**Task description**
Leave out the pictures and copy the remaining records exactly.

— Start Stored rows —

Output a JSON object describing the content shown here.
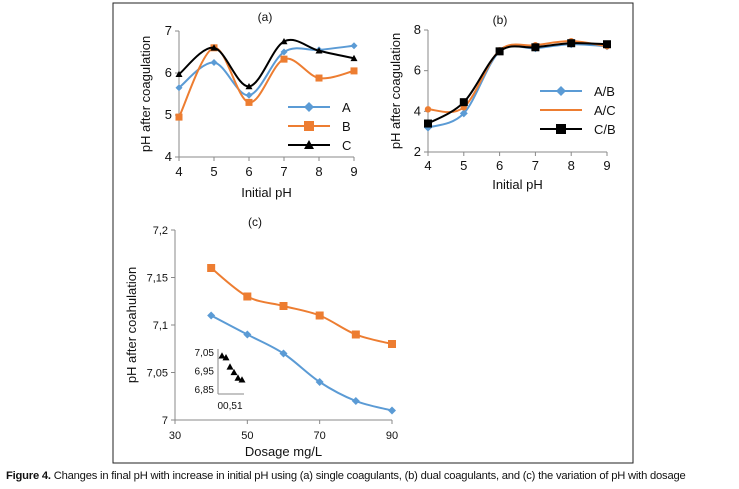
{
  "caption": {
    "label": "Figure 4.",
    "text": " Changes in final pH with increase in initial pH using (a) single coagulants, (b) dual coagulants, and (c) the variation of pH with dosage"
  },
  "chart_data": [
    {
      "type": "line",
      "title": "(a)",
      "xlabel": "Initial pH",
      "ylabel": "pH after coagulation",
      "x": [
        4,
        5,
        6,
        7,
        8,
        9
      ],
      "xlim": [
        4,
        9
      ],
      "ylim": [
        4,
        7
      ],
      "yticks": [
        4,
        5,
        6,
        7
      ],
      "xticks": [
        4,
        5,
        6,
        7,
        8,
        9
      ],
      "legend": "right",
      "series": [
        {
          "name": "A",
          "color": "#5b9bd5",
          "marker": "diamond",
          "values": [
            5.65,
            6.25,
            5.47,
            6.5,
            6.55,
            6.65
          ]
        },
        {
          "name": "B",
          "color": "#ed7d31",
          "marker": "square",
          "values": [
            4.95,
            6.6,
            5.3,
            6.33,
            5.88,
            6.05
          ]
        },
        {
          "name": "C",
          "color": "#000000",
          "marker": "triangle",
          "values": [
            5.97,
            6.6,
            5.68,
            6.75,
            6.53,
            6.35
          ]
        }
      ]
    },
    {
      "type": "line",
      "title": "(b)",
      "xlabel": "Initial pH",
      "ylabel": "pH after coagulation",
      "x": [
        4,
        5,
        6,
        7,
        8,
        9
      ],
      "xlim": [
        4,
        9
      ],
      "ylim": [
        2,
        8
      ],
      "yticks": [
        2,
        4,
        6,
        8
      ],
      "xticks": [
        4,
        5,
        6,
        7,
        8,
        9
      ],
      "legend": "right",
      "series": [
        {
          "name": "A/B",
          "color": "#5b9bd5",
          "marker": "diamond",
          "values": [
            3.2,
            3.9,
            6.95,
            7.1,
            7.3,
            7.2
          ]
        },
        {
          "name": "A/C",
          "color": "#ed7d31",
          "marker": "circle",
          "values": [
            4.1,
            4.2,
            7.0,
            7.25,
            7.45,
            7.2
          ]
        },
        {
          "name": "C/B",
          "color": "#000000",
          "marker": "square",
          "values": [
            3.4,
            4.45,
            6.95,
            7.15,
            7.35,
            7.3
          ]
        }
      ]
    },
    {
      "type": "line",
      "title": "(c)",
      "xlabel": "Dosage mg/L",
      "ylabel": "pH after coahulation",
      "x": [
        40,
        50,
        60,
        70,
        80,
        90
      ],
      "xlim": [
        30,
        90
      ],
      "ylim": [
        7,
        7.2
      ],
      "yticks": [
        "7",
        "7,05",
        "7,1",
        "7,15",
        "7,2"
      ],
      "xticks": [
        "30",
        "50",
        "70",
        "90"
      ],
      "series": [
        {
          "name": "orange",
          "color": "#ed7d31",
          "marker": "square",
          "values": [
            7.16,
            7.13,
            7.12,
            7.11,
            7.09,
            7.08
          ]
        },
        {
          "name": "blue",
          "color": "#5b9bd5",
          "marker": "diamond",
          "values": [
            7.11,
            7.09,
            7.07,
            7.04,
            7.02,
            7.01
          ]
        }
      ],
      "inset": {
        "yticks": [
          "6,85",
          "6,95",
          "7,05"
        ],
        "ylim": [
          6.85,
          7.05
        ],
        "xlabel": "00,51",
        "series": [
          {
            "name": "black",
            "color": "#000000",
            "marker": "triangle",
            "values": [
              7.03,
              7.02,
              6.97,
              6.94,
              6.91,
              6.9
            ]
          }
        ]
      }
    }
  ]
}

— End Stored rows —

**Exercise solution**
Output a JSON object describing the content shown here.
{
  "caption": {
    "label": "Figure 4.",
    "text": " Changes in final pH with increase in initial pH using (a) single coagulants, (b) dual coagulants, and (c) the variation of pH with dosage"
  },
  "chart_data": [
    {
      "type": "line",
      "title": "(a)",
      "xlabel": "Initial pH",
      "ylabel": "pH after coagulation",
      "x": [
        4,
        5,
        6,
        7,
        8,
        9
      ],
      "xlim": [
        4,
        9
      ],
      "ylim": [
        4,
        7
      ],
      "yticks": [
        4,
        5,
        6,
        7
      ],
      "xticks": [
        4,
        5,
        6,
        7,
        8,
        9
      ],
      "legend": "right",
      "series": [
        {
          "name": "A",
          "color": "#5b9bd5",
          "marker": "diamond",
          "values": [
            5.65,
            6.25,
            5.47,
            6.5,
            6.55,
            6.65
          ]
        },
        {
          "name": "B",
          "color": "#ed7d31",
          "marker": "square",
          "values": [
            4.95,
            6.6,
            5.3,
            6.33,
            5.88,
            6.05
          ]
        },
        {
          "name": "C",
          "color": "#000000",
          "marker": "triangle",
          "values": [
            5.97,
            6.6,
            5.68,
            6.75,
            6.53,
            6.35
          ]
        }
      ]
    },
    {
      "type": "line",
      "title": "(b)",
      "xlabel": "Initial pH",
      "ylabel": "pH after coagulation",
      "x": [
        4,
        5,
        6,
        7,
        8,
        9
      ],
      "xlim": [
        4,
        9
      ],
      "ylim": [
        2,
        8
      ],
      "yticks": [
        2,
        4,
        6,
        8
      ],
      "xticks": [
        4,
        5,
        6,
        7,
        8,
        9
      ],
      "legend": "right",
      "series": [
        {
          "name": "A/B",
          "color": "#5b9bd5",
          "marker": "diamond",
          "values": [
            3.2,
            3.9,
            6.95,
            7.1,
            7.3,
            7.2
          ]
        },
        {
          "name": "A/C",
          "color": "#ed7d31",
          "marker": "circle",
          "values": [
            4.1,
            4.2,
            7.0,
            7.25,
            7.45,
            7.2
          ]
        },
        {
          "name": "C/B",
          "color": "#000000",
          "marker": "square",
          "values": [
            3.4,
            4.45,
            6.95,
            7.15,
            7.35,
            7.3
          ]
        }
      ]
    },
    {
      "type": "line",
      "title": "(c)",
      "xlabel": "Dosage mg/L",
      "ylabel": "pH after coahulation",
      "x": [
        40,
        50,
        60,
        70,
        80,
        90
      ],
      "xlim": [
        30,
        90
      ],
      "ylim": [
        7,
        7.2
      ],
      "yticks": [
        "7",
        "7,05",
        "7,1",
        "7,15",
        "7,2"
      ],
      "xticks": [
        "30",
        "50",
        "70",
        "90"
      ],
      "series": [
        {
          "name": "orange",
          "color": "#ed7d31",
          "marker": "square",
          "values": [
            7.16,
            7.13,
            7.12,
            7.11,
            7.09,
            7.08
          ]
        },
        {
          "name": "blue",
          "color": "#5b9bd5",
          "marker": "diamond",
          "values": [
            7.11,
            7.09,
            7.07,
            7.04,
            7.02,
            7.01
          ]
        }
      ],
      "inset": {
        "yticks": [
          "6,85",
          "6,95",
          "7,05"
        ],
        "ylim": [
          6.85,
          7.05
        ],
        "xlabel": "00,51",
        "series": [
          {
            "name": "black",
            "color": "#000000",
            "marker": "triangle",
            "values": [
              7.03,
              7.02,
              6.97,
              6.94,
              6.91,
              6.9
            ]
          }
        ]
      }
    }
  ]
}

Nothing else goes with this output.